The data
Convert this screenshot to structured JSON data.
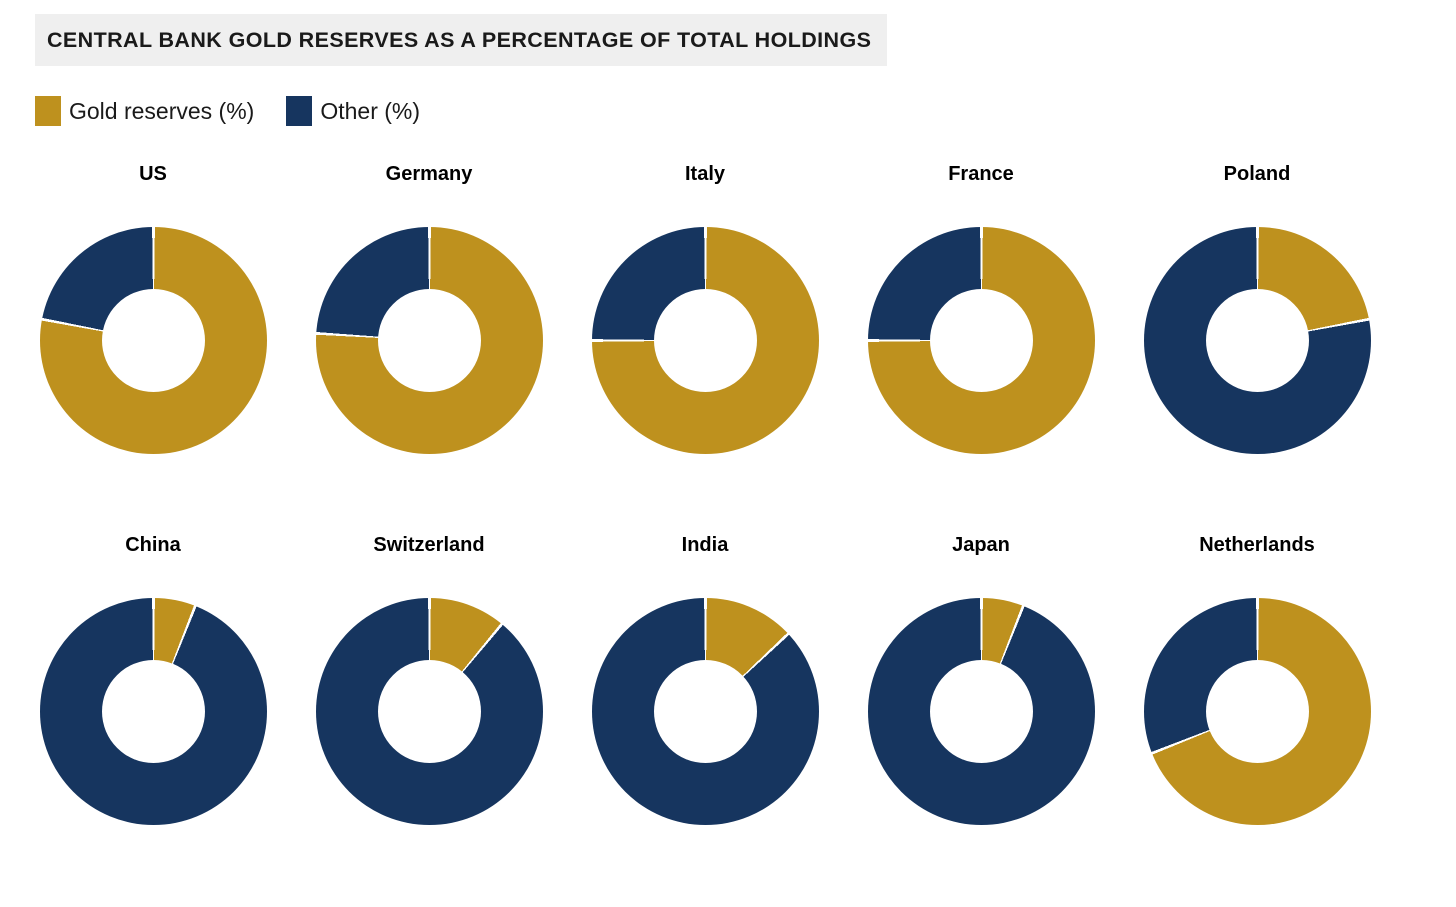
{
  "title": "CENTRAL BANK GOLD RESERVES AS A PERCENTAGE OF TOTAL HOLDINGS",
  "legend": [
    {
      "label": "Gold reserves (%)",
      "color": "#be911e"
    },
    {
      "label": "Other (%)",
      "color": "#16355f"
    }
  ],
  "colors": {
    "gold": "#be911e",
    "navy": "#16355f",
    "title_background": "#efefef",
    "separator": "#ffffff"
  },
  "chart_data": {
    "type": "pie",
    "subtype": "donut-grid",
    "title": "CENTRAL BANK GOLD RESERVES AS A PERCENTAGE OF TOTAL HOLDINGS",
    "legend_entries": [
      "Gold reserves (%)",
      "Other (%)"
    ],
    "legend_position": "top-left",
    "start_angle_deg": 0,
    "direction": "clockwise",
    "charts": [
      {
        "country": "US",
        "gold_pct": 78,
        "other_pct": 22
      },
      {
        "country": "Germany",
        "gold_pct": 76,
        "other_pct": 24
      },
      {
        "country": "Italy",
        "gold_pct": 75,
        "other_pct": 25
      },
      {
        "country": "France",
        "gold_pct": 75,
        "other_pct": 25
      },
      {
        "country": "Poland",
        "gold_pct": 22,
        "other_pct": 78
      },
      {
        "country": "China",
        "gold_pct": 6,
        "other_pct": 94
      },
      {
        "country": "Switzerland",
        "gold_pct": 11,
        "other_pct": 89
      },
      {
        "country": "India",
        "gold_pct": 13,
        "other_pct": 87
      },
      {
        "country": "Japan",
        "gold_pct": 6,
        "other_pct": 94
      },
      {
        "country": "Netherlands",
        "gold_pct": 69,
        "other_pct": 31
      }
    ]
  }
}
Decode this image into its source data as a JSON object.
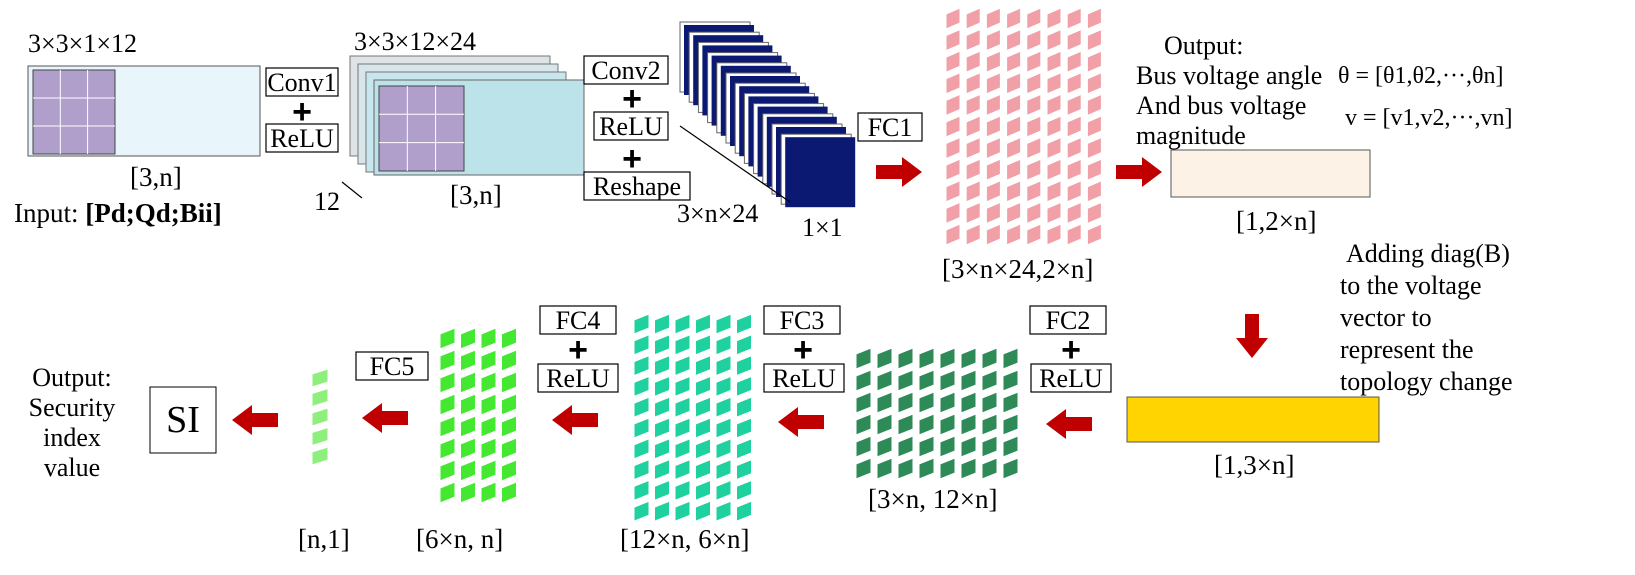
{
  "input_block": {
    "kernel_label": "3×3×1×12",
    "size_label": "[3,n]",
    "input_label_prefix": "Input: ",
    "input_label_vars": "[Pd;Qd;Bii]"
  },
  "conv1": {
    "op_label": "Conv1",
    "plus": "+",
    "act_label": "ReLU",
    "depth_label": "12"
  },
  "conv1_out": {
    "kernel_label": "3×3×12×24",
    "size_label": "[3,n]"
  },
  "conv2": {
    "op_label": "Conv2",
    "plus1": "+",
    "act_label": "ReLU",
    "plus2": "+",
    "reshape_label": "Reshape",
    "depth_label": "3×n×24",
    "unit_label": "1×1"
  },
  "fc1": {
    "label": "FC1",
    "weight_label": "[3×n×24,2×n]"
  },
  "output_voltage": {
    "line1": "Output:",
    "line2": "Bus voltage angle",
    "line3": "And bus voltage",
    "line4": "magnitude",
    "theta_eq": "θ = [θ1,θ2,···,θn]",
    "v_eq": "v = [v1,v2,···,vn]",
    "size_label": "[1,2×n]"
  },
  "topology_note": {
    "line1": "Adding diag(B)",
    "line2": "to the voltage",
    "line3": "vector to",
    "line4": "represent the",
    "line5": "topology change"
  },
  "augmented_vector": {
    "size_label": "[1,3×n]"
  },
  "fc2": {
    "label": "FC2",
    "plus": "+",
    "act_label": "ReLU",
    "weight_label": "[3×n, 12×n]"
  },
  "fc3": {
    "label": "FC3",
    "plus": "+",
    "act_label": "ReLU",
    "weight_label": "[12×n, 6×n]"
  },
  "fc4": {
    "label": "FC4",
    "plus": "+",
    "act_label": "ReLU",
    "weight_label": "[6×n, n]"
  },
  "fc5": {
    "label": "FC5",
    "weight_label": "[n,1]"
  },
  "output_si": {
    "box_label": "SI",
    "line1": "Output:",
    "line2": "Security",
    "line3": "index",
    "line4": "value"
  },
  "colors": {
    "input_fill": "#e8f6fb",
    "kernel_fill": "#b09fcb",
    "conv_out_fill": "#bde3ea",
    "conv_back_fill": "#dde3e6",
    "conv2_blue": "#0b1972",
    "fc1_pink": "#f0a0a6",
    "voltage_fill": "#fdf2e6",
    "augmented_fill": "#ffd400",
    "fc2_green": "#2e8b57",
    "fc3_teal": "#1fd19e",
    "fc4_green": "#44e830",
    "fc5_green": "#8fef7d",
    "arrow_red": "#c00000"
  }
}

Short exercise
Reproduce all entries exactly. Pictures do not belong in the copy.

Problem solution
Convert this screenshot to structured JSON data.
{
  "title": "CENTRAL BANK GOLD RESERVES AS A PERCENTAGE OF TOTAL HOLDINGS",
  "legend": [
    {
      "label": "Gold reserves (%)",
      "color": "#be911e"
    },
    {
      "label": "Other (%)",
      "color": "#16355f"
    }
  ],
  "colors": {
    "gold": "#be911e",
    "navy": "#16355f",
    "title_background": "#efefef",
    "separator": "#ffffff"
  },
  "chart_data": {
    "type": "pie",
    "subtype": "donut-grid",
    "title": "CENTRAL BANK GOLD RESERVES AS A PERCENTAGE OF TOTAL HOLDINGS",
    "legend_entries": [
      "Gold reserves (%)",
      "Other (%)"
    ],
    "legend_position": "top-left",
    "start_angle_deg": 0,
    "direction": "clockwise",
    "charts": [
      {
        "country": "US",
        "gold_pct": 78,
        "other_pct": 22
      },
      {
        "country": "Germany",
        "gold_pct": 76,
        "other_pct": 24
      },
      {
        "country": "Italy",
        "gold_pct": 75,
        "other_pct": 25
      },
      {
        "country": "France",
        "gold_pct": 75,
        "other_pct": 25
      },
      {
        "country": "Poland",
        "gold_pct": 22,
        "other_pct": 78
      },
      {
        "country": "China",
        "gold_pct": 6,
        "other_pct": 94
      },
      {
        "country": "Switzerland",
        "gold_pct": 11,
        "other_pct": 89
      },
      {
        "country": "India",
        "gold_pct": 13,
        "other_pct": 87
      },
      {
        "country": "Japan",
        "gold_pct": 6,
        "other_pct": 94
      },
      {
        "country": "Netherlands",
        "gold_pct": 69,
        "other_pct": 31
      }
    ]
  }
}
Decode this image into its source data as a JSON object.
{
  "input_block": {
    "kernel_label": "3×3×1×12",
    "size_label": "[3,n]",
    "input_label_prefix": "Input: ",
    "input_label_vars": "[Pd;Qd;Bii]"
  },
  "conv1": {
    "op_label": "Conv1",
    "plus": "+",
    "act_label": "ReLU",
    "depth_label": "12"
  },
  "conv1_out": {
    "kernel_label": "3×3×12×24",
    "size_label": "[3,n]"
  },
  "conv2": {
    "op_label": "Conv2",
    "plus1": "+",
    "act_label": "ReLU",
    "plus2": "+",
    "reshape_label": "Reshape",
    "depth_label": "3×n×24",
    "unit_label": "1×1"
  },
  "fc1": {
    "label": "FC1",
    "weight_label": "[3×n×24,2×n]"
  },
  "output_voltage": {
    "line1": "Output:",
    "line2": "Bus voltage angle",
    "line3": "And bus voltage",
    "line4": "magnitude",
    "theta_eq": "θ = [θ1,θ2,···,θn]",
    "v_eq": "v = [v1,v2,···,vn]",
    "size_label": "[1,2×n]"
  },
  "topology_note": {
    "line1": "Adding diag(B)",
    "line2": "to the voltage",
    "line3": "vector to",
    "line4": "represent the",
    "line5": "topology change"
  },
  "augmented_vector": {
    "size_label": "[1,3×n]"
  },
  "fc2": {
    "label": "FC2",
    "plus": "+",
    "act_label": "ReLU",
    "weight_label": "[3×n, 12×n]"
  },
  "fc3": {
    "label": "FC3",
    "plus": "+",
    "act_label": "ReLU",
    "weight_label": "[12×n, 6×n]"
  },
  "fc4": {
    "label": "FC4",
    "plus": "+",
    "act_label": "ReLU",
    "weight_label": "[6×n, n]"
  },
  "fc5": {
    "label": "FC5",
    "weight_label": "[n,1]"
  },
  "output_si": {
    "box_label": "SI",
    "line1": "Output:",
    "line2": "Security",
    "line3": "index",
    "line4": "value"
  },
  "colors": {
    "input_fill": "#e8f6fb",
    "kernel_fill": "#b09fcb",
    "conv_out_fill": "#bde3ea",
    "conv_back_fill": "#dde3e6",
    "conv2_blue": "#0b1972",
    "fc1_pink": "#f0a0a6",
    "voltage_fill": "#fdf2e6",
    "augmented_fill": "#ffd400",
    "fc2_green": "#2e8b57",
    "fc3_teal": "#1fd19e",
    "fc4_green": "#44e830",
    "fc5_green": "#8fef7d",
    "arrow_red": "#c00000"
  }
}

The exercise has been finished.